Each line of the data that includes the string "content" is to be copied out.
# START OF EXCERPTED DATA
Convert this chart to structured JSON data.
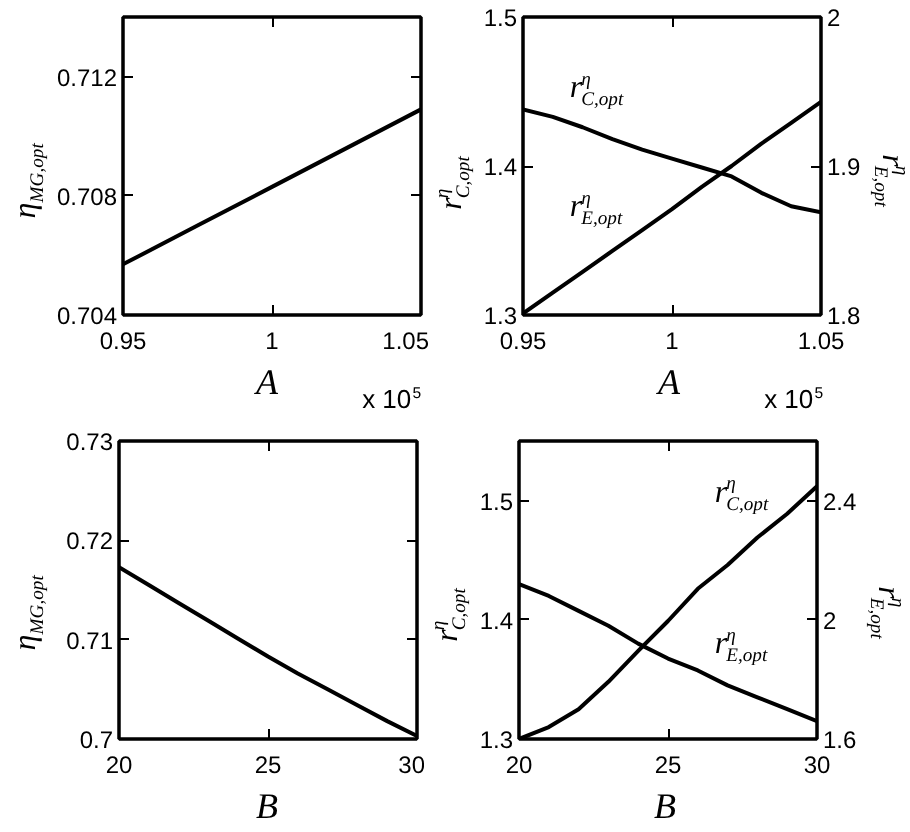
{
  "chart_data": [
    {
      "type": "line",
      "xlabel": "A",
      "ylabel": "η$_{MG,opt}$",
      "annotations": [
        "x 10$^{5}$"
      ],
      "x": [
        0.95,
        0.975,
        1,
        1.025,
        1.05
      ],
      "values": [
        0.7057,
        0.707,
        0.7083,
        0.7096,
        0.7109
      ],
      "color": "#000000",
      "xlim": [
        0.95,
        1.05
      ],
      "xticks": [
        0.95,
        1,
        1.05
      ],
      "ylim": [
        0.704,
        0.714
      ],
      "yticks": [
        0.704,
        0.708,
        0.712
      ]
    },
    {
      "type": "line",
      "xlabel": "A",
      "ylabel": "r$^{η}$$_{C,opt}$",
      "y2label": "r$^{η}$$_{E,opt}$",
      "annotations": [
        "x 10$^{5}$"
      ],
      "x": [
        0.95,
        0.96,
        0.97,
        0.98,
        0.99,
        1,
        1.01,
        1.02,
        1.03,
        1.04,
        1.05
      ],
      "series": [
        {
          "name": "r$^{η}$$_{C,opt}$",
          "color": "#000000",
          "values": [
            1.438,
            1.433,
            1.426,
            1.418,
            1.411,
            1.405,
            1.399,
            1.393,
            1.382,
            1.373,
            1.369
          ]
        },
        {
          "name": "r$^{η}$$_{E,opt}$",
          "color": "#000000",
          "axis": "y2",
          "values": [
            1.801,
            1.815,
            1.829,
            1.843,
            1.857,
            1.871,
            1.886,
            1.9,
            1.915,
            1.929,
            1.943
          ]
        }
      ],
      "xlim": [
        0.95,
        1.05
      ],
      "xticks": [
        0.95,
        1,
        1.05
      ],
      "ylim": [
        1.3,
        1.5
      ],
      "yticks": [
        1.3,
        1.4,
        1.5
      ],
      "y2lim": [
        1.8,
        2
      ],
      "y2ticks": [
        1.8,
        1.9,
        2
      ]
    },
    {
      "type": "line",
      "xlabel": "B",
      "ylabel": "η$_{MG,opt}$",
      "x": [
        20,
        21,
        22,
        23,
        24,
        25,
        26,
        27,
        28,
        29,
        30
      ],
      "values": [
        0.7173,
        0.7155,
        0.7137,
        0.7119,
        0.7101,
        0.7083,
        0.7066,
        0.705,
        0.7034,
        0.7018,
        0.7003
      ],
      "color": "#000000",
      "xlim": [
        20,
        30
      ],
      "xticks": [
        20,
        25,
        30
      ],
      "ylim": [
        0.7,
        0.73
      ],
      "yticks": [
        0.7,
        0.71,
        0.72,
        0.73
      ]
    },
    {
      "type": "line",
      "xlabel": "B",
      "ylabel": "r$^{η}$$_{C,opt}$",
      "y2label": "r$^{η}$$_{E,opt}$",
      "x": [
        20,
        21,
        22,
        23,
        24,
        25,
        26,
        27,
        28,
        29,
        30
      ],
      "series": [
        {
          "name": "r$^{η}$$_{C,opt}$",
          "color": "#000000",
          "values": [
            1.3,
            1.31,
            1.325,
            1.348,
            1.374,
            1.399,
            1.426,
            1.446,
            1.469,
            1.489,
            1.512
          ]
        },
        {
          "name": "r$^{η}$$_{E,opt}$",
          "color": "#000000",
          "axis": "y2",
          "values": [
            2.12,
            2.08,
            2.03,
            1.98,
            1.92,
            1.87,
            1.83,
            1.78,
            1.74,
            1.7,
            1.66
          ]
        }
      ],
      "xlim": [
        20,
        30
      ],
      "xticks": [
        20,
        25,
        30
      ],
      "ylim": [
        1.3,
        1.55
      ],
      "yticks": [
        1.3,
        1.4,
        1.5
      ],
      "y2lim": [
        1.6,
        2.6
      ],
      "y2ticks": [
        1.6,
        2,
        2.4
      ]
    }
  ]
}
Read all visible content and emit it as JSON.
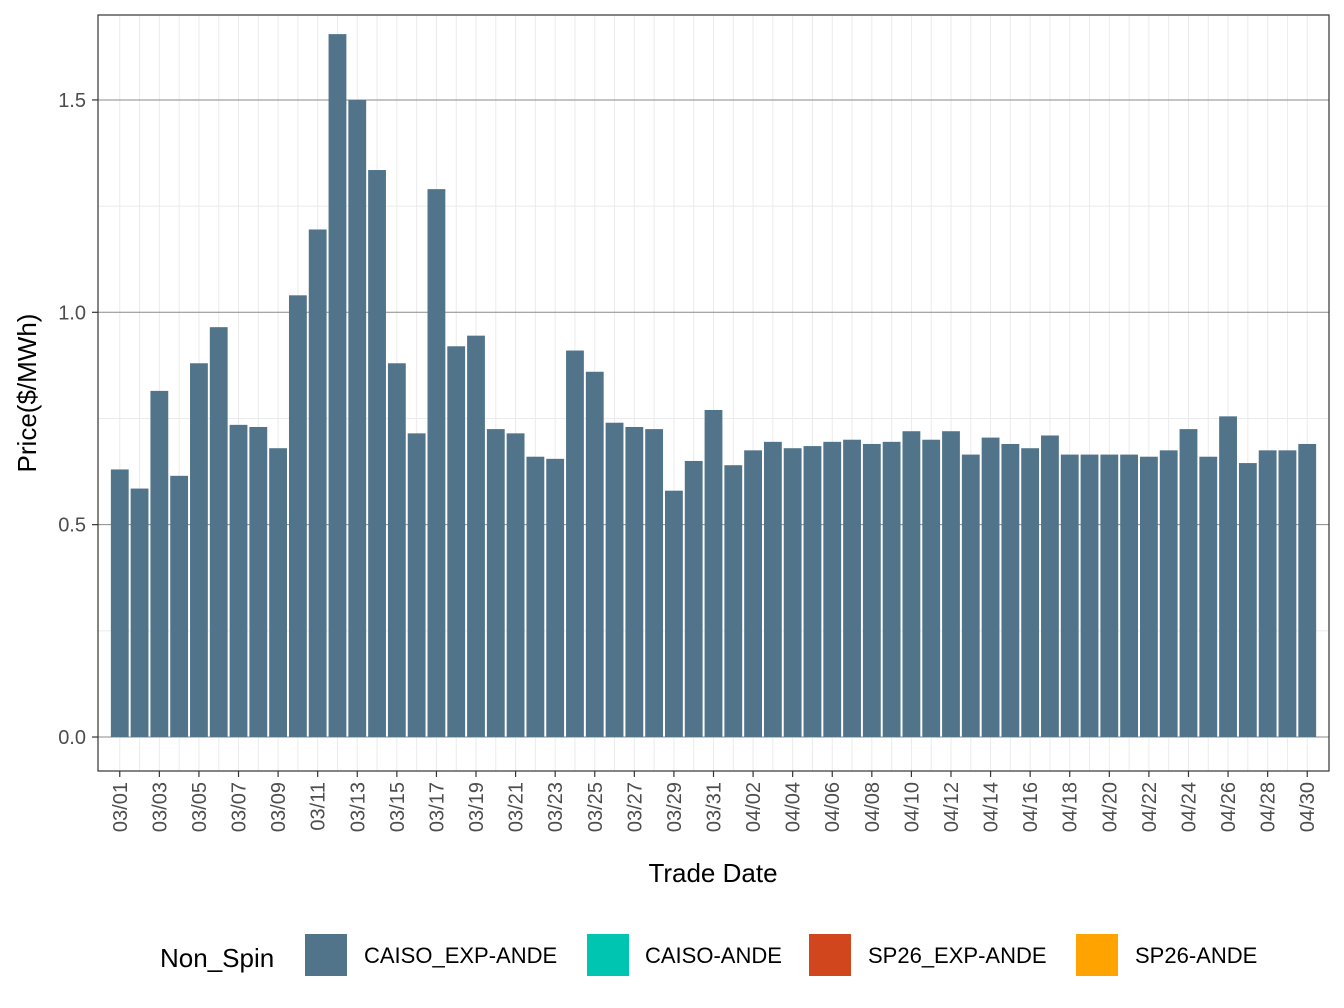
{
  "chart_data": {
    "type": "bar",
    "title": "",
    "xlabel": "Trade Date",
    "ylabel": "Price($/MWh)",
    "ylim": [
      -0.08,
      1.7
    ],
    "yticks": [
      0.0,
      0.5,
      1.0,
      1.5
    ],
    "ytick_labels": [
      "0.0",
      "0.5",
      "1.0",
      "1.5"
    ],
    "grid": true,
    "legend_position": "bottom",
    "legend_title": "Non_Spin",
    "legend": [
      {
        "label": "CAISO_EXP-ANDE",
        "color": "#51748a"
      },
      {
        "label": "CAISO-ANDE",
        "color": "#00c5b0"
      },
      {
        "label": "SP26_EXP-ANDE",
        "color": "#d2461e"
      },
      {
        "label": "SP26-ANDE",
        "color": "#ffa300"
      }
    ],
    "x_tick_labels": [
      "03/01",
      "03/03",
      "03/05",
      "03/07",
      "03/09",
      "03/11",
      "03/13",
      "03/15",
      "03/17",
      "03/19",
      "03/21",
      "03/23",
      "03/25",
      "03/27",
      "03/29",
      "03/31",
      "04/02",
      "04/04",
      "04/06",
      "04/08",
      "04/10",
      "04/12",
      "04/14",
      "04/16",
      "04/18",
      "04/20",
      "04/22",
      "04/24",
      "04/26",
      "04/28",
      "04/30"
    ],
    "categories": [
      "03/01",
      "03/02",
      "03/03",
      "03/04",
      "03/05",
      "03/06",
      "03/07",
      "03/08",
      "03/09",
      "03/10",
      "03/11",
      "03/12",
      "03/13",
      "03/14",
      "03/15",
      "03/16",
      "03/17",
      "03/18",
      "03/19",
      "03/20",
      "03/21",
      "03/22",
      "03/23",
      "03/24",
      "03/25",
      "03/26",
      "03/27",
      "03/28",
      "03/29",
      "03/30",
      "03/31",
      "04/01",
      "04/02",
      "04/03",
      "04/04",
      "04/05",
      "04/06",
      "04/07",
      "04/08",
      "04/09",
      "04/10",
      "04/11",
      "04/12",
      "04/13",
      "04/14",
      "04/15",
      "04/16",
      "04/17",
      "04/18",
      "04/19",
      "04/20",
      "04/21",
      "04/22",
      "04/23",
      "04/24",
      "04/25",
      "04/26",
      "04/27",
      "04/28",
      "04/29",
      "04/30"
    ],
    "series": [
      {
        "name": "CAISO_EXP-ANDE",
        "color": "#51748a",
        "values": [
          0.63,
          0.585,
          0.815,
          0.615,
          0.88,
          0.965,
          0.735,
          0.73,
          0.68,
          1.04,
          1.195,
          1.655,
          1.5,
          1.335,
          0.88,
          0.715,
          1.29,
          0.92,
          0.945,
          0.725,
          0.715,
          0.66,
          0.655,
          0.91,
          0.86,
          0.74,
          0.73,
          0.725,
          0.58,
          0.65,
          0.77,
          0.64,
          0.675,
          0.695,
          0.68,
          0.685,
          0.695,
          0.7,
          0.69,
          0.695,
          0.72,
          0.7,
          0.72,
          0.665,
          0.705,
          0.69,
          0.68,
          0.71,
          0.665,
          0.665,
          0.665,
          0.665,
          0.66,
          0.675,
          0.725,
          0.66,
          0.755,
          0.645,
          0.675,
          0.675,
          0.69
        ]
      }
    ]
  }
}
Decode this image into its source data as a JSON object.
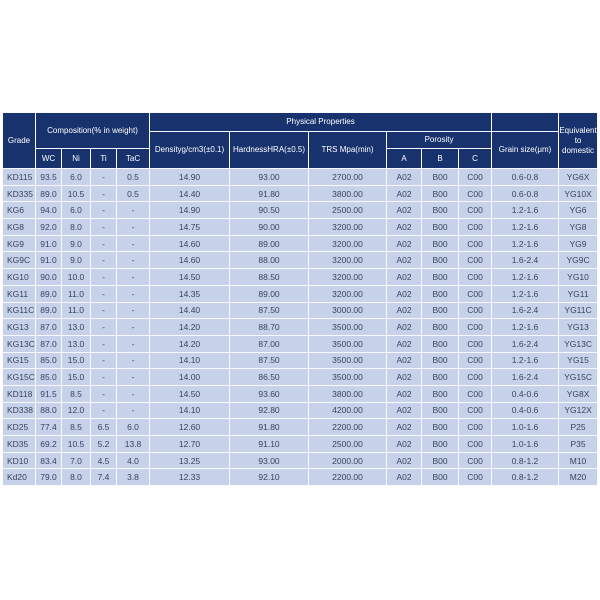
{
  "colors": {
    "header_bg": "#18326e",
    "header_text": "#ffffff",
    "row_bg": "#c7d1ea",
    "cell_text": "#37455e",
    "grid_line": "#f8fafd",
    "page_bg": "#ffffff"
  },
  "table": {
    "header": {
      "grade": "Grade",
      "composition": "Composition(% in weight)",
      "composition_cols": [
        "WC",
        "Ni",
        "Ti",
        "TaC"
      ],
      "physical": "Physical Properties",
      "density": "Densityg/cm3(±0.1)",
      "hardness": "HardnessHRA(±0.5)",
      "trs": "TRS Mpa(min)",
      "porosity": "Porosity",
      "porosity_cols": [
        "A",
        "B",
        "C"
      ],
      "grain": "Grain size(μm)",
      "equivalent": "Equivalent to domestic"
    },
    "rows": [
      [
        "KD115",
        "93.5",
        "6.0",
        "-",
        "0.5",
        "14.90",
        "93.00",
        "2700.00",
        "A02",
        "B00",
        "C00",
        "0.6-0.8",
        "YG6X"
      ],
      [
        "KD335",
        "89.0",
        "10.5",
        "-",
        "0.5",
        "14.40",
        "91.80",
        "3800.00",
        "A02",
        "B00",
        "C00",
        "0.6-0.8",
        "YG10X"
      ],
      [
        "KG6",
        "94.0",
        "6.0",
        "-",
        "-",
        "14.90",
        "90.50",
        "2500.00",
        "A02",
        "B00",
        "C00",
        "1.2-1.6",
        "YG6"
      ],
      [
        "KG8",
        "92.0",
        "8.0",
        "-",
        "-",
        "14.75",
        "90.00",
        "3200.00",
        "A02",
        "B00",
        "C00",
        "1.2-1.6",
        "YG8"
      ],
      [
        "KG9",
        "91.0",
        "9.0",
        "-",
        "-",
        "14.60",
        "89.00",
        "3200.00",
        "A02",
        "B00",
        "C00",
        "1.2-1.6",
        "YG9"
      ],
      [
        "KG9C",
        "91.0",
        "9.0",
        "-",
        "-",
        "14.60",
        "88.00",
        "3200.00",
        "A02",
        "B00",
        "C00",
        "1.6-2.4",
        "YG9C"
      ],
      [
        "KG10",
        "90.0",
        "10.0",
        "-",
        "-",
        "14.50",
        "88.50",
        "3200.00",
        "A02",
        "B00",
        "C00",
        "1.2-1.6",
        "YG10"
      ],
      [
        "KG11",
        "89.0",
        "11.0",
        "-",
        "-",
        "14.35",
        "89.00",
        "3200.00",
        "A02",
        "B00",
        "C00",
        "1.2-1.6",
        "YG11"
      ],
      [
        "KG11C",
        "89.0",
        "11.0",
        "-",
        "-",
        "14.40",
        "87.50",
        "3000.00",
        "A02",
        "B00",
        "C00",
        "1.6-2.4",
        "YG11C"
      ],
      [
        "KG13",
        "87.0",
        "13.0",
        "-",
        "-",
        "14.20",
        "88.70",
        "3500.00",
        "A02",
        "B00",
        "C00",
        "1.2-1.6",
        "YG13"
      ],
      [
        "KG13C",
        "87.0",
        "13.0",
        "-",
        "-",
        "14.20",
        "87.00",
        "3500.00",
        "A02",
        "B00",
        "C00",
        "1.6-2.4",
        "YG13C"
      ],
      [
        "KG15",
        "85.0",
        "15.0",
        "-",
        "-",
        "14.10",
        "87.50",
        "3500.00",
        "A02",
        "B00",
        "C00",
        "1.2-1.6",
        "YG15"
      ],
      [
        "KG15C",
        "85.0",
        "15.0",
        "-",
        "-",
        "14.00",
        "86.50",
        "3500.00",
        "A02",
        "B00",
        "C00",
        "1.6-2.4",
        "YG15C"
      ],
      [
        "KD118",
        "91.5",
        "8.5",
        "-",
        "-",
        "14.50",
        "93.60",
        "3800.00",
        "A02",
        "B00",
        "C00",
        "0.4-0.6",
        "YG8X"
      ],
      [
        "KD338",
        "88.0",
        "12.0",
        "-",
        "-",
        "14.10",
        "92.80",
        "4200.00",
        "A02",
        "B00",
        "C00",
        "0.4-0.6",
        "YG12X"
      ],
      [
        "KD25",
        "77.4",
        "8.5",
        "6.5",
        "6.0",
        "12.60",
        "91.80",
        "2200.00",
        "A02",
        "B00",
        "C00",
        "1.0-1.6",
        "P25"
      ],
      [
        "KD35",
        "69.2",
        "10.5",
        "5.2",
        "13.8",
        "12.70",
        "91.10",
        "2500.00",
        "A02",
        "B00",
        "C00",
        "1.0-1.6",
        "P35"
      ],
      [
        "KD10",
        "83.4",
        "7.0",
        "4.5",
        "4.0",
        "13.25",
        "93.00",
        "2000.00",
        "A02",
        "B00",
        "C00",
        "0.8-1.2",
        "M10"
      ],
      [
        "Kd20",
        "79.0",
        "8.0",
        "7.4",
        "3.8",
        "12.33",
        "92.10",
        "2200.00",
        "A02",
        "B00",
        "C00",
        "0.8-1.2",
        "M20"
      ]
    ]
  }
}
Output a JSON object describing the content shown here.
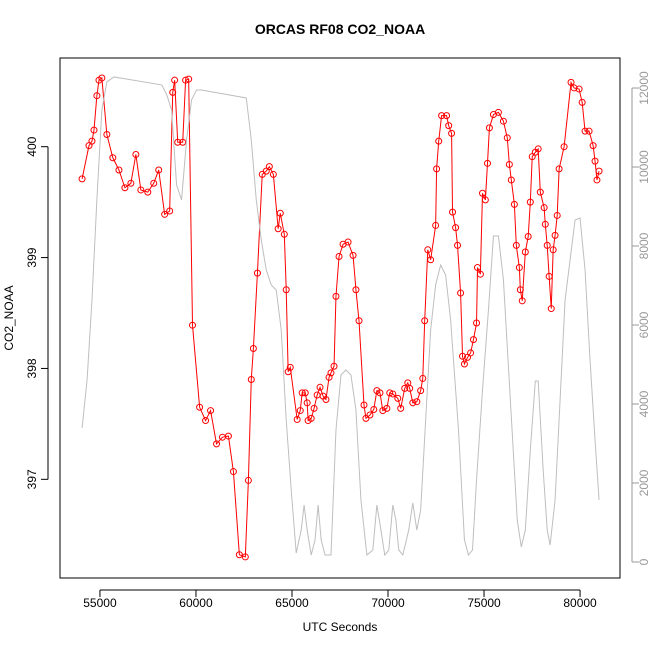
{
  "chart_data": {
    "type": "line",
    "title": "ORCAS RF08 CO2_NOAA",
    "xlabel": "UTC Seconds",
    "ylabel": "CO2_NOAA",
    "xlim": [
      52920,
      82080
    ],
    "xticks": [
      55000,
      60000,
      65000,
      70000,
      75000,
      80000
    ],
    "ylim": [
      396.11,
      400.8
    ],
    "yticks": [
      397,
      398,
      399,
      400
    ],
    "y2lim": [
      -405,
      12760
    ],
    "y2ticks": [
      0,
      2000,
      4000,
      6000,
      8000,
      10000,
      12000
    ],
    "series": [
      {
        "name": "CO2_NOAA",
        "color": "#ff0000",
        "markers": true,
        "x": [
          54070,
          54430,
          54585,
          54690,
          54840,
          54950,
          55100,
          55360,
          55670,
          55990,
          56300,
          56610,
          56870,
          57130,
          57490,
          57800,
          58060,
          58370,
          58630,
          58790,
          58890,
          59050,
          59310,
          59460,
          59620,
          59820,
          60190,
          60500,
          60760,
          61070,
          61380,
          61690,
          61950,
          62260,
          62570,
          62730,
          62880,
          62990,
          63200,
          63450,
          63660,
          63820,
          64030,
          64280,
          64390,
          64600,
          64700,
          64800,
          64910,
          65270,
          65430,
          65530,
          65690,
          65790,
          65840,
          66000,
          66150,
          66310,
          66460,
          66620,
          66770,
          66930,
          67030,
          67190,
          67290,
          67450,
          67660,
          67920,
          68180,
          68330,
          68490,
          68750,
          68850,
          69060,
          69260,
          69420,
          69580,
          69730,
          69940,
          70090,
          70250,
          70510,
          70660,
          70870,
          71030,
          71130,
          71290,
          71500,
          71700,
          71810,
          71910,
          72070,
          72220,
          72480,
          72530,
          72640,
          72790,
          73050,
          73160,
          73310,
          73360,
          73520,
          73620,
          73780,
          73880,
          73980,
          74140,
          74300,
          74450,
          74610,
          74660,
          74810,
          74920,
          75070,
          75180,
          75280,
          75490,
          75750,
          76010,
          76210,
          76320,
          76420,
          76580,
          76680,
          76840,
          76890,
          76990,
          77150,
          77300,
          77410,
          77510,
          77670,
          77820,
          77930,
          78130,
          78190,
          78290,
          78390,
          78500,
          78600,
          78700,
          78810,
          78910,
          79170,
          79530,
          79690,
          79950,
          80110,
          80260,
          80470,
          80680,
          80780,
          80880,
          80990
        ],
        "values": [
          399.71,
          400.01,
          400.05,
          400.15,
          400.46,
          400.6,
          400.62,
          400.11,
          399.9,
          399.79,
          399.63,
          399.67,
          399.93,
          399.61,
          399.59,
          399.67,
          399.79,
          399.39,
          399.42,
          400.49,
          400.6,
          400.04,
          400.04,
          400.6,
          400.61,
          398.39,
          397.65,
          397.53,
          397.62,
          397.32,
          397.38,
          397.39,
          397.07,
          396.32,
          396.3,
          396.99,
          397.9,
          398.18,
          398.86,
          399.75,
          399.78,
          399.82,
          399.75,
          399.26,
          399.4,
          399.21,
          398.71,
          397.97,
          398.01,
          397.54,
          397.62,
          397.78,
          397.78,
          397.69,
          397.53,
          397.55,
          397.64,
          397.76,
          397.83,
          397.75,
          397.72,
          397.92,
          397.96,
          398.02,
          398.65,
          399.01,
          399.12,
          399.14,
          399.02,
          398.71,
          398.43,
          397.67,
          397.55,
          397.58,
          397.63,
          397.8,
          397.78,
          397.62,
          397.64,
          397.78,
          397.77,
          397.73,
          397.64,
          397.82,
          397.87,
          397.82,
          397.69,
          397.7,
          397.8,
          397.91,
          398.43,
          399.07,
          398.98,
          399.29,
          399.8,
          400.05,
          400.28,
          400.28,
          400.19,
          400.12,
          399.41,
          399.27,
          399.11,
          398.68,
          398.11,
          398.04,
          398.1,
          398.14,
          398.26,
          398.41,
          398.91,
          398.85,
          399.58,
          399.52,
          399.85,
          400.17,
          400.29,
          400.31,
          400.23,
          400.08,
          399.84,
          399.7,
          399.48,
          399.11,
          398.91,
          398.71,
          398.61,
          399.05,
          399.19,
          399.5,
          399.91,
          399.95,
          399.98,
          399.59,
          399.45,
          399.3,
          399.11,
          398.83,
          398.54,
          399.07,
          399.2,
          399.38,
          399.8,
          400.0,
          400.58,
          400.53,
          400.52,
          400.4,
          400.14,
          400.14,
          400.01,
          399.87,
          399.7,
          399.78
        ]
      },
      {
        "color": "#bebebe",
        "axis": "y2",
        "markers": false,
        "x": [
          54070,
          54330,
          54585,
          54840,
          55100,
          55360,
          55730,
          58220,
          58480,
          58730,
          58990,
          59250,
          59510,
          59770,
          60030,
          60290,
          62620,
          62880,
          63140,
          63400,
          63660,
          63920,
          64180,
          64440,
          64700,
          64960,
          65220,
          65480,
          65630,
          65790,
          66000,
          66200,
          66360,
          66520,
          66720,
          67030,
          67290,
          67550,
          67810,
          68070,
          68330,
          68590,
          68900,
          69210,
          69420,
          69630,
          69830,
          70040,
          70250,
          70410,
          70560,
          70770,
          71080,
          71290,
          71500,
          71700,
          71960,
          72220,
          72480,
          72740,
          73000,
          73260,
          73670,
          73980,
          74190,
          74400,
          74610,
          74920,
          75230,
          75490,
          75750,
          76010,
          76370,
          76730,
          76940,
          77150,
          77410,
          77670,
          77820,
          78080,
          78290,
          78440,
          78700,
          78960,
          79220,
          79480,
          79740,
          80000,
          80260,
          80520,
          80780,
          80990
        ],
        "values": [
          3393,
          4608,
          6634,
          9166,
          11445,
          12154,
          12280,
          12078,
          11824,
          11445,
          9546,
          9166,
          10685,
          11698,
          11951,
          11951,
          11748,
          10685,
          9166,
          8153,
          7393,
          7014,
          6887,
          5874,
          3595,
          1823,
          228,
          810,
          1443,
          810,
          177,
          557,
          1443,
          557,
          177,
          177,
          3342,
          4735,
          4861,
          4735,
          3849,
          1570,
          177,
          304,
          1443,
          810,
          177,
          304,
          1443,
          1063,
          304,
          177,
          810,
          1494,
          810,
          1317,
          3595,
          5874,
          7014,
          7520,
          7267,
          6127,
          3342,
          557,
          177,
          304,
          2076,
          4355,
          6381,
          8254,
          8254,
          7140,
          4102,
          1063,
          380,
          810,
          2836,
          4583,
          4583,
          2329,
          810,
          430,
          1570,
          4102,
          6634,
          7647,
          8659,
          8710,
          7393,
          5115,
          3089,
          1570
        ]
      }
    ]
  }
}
# END OF EXCERPTED DATA
* RESPONSE
Read all visible content and emit it as JSON.
Output a JSON object describing the content shown here.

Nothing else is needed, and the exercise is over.